[SELECTED EXTRACT]
--- START ---

The design solution to be adopted differs only for the masonry packages, inside and outside the house, keeping unchanged the type of foundations (weakly reinforced concrete slab), flooring (cement and pumice mixture) and roof (wooden trusses with a layer of cellulose fibre in the roof covering). The focus only on the masonry packages gives the possibility to appreciate the main difference underlined by the two technological solutions under examination in the economic-environmental-energetic perspective. This is even more with the purpose of implementing the IE³F according to the LCC logic.

This village was built in the implementation of DL. n.39 issued on 28 April 2009, through the announcement C.A.S.E. (24 June 2009) in L’Aquila municipality, which provided for the transfer of inhabitants whose homes had been damaged by the 2009 earthquake to newly built residential neighbourhoods. The EVA project was carried out from October 2009 to February 2010 on land granted on a free loan by some inhabitants of L’Aquila city.

In order to compare the two building systems (MBP and XLAM) as referred to the same building project, a study was carried out:

• Analysis of the masonry system, external and internal, of the building work at the basis of the settlement transformation intervention under examination from a techno-morphological point of view and of the type of material used during the construction of the habitation, in order to define the quantity to be used and to calculate the construction cost;
• Life cycle cost analysis of the building project in its two construction system cases (MBP and XLAM). Computation of the parameters at the basis of the corresponding life cycle cost analysis, i.e., estimation of the technical and environmental cost items related to the entire life cycle of the two construction models compared. Energy audit of the building examined by means of the analytical estimate of the embodied energy (EE) and the global warming potential (GWP) relative to the construction and the corresponding life cycle for each of the technological-constructive solutions under investigation;
• Estimation of the global building cost (CG) and global environmental cost of the intervention for each of the technological-constructive solutions studied.

4.2. Technological-Constructive Analysis of the Masonry System of the Building at the Basis of the Settlement Transformation Intervention under Examination

With regard to the two building systems (XLAM and MBP) that could be adopted for the same type of “emergency” intervention, Figure 2 shows the stratigraphic composition of the external and internal wall packages.

--- END ---

[MATERIAL PROVIDED]
--- START ---

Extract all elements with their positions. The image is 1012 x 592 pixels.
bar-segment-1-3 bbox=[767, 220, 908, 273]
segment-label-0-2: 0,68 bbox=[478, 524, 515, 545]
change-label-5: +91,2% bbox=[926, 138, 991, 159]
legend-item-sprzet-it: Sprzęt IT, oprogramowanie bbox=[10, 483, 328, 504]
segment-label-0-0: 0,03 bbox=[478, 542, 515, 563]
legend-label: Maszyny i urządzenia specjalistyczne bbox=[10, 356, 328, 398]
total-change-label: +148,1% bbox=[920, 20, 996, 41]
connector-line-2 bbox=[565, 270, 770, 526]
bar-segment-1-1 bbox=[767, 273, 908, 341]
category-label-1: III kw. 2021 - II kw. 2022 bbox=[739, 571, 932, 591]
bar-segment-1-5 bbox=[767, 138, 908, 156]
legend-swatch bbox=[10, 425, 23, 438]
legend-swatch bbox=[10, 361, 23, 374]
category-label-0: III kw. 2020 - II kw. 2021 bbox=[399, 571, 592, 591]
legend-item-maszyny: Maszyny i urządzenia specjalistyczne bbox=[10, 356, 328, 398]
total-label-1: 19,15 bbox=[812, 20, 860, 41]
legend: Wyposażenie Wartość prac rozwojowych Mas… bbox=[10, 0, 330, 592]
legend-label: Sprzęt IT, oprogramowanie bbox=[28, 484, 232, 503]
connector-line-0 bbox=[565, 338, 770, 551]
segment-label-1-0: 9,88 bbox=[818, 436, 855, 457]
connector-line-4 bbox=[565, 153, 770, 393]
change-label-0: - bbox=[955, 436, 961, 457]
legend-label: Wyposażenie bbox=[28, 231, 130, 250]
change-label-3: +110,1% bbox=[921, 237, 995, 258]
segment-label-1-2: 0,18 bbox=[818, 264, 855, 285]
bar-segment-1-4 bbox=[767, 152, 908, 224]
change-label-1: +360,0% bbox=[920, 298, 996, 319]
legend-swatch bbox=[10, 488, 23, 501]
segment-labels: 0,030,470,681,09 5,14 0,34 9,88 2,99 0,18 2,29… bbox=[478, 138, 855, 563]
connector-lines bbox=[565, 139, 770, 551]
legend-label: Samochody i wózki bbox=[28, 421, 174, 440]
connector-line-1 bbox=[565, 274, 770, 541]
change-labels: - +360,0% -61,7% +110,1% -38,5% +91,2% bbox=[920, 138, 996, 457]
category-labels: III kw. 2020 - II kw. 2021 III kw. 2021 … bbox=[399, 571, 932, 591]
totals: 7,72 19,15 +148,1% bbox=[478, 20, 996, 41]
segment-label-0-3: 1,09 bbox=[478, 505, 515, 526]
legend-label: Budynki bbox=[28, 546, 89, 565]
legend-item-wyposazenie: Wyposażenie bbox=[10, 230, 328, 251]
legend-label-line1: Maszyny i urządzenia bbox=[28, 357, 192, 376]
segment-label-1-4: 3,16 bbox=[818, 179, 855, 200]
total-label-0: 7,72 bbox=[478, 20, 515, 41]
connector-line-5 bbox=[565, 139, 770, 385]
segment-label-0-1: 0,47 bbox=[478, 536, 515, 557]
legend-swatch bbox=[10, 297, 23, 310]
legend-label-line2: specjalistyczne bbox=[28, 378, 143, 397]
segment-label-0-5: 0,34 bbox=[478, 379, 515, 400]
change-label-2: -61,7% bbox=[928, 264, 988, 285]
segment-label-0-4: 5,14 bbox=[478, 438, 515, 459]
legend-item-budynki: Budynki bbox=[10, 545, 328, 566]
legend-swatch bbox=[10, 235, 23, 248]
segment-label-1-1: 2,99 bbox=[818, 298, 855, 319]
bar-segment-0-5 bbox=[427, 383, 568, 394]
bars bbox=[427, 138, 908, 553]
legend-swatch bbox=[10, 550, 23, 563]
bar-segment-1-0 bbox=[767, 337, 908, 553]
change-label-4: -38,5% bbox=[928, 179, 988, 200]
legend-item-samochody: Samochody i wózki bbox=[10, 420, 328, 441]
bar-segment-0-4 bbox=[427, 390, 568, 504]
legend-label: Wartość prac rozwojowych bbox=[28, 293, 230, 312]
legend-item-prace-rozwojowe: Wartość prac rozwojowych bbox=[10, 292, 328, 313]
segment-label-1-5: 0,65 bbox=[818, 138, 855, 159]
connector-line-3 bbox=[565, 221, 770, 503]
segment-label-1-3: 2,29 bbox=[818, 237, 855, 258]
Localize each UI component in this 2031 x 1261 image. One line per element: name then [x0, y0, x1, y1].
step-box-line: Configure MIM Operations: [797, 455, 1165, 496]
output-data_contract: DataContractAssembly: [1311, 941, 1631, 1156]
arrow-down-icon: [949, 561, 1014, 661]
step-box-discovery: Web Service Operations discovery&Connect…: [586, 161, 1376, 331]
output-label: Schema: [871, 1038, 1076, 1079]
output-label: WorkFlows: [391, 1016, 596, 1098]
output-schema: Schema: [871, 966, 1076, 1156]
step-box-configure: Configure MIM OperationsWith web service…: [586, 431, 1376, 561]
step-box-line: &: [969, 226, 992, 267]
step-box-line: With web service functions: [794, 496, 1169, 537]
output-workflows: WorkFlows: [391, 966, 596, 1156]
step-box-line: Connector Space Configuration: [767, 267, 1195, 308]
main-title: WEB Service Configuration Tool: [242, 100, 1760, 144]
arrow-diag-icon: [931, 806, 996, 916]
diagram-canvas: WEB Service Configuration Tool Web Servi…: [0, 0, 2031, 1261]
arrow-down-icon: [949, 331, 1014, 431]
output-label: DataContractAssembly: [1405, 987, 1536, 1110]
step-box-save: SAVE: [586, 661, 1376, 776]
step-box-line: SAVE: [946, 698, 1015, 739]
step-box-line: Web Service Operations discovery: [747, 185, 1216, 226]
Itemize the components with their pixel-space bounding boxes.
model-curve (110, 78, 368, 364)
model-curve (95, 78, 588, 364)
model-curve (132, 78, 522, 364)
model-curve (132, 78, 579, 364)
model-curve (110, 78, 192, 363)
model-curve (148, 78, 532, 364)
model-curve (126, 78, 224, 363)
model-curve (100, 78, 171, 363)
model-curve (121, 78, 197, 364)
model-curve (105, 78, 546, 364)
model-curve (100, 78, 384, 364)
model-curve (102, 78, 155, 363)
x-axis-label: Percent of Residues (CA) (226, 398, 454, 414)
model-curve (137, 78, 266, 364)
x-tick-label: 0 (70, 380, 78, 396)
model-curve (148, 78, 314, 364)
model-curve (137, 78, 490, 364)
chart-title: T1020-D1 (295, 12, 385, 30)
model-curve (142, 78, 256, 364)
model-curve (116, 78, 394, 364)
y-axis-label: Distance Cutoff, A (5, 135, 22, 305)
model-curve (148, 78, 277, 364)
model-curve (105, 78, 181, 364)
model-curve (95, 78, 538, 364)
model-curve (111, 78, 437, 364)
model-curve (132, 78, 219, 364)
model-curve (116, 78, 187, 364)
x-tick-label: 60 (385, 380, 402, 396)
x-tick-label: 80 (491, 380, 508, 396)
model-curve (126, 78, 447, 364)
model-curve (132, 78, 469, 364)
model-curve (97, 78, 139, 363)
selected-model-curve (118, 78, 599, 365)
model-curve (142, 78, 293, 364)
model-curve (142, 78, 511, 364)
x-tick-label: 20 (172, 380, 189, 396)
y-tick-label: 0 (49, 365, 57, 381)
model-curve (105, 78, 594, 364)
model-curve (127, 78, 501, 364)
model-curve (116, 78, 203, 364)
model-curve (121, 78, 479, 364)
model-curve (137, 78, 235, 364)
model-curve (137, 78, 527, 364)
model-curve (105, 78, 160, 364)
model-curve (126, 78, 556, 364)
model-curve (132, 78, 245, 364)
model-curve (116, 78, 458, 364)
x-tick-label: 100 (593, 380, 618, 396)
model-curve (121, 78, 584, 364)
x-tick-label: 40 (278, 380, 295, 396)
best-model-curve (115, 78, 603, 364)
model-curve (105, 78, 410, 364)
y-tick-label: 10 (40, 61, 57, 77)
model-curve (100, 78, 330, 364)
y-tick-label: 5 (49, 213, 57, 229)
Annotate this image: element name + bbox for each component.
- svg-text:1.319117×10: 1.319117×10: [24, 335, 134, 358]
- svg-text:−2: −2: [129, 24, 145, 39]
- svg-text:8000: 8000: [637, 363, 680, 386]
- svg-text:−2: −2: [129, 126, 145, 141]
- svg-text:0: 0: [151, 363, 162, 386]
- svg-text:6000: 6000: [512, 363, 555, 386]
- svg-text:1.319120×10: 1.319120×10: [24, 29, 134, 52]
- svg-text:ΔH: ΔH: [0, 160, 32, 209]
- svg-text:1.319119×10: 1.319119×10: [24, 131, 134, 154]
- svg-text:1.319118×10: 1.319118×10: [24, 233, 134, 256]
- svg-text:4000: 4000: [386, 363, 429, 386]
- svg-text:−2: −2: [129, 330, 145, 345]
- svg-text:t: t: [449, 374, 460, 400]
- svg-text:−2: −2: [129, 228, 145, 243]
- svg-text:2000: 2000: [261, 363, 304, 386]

--- END ---

[EXERCISE INSTRUCTIONS] Return the part of the text above on comparing the two building systems, word for word, starting at "With regard to" and ending at "internal wall packages.".

[OUTPUT FOR THIS EXERCISE]
With regard to the two building systems (XLAM and MBP) that could be adopted for the same type of “emergency” intervention, Figure 2 shows the stratigraphic composition of the external and internal wall packages.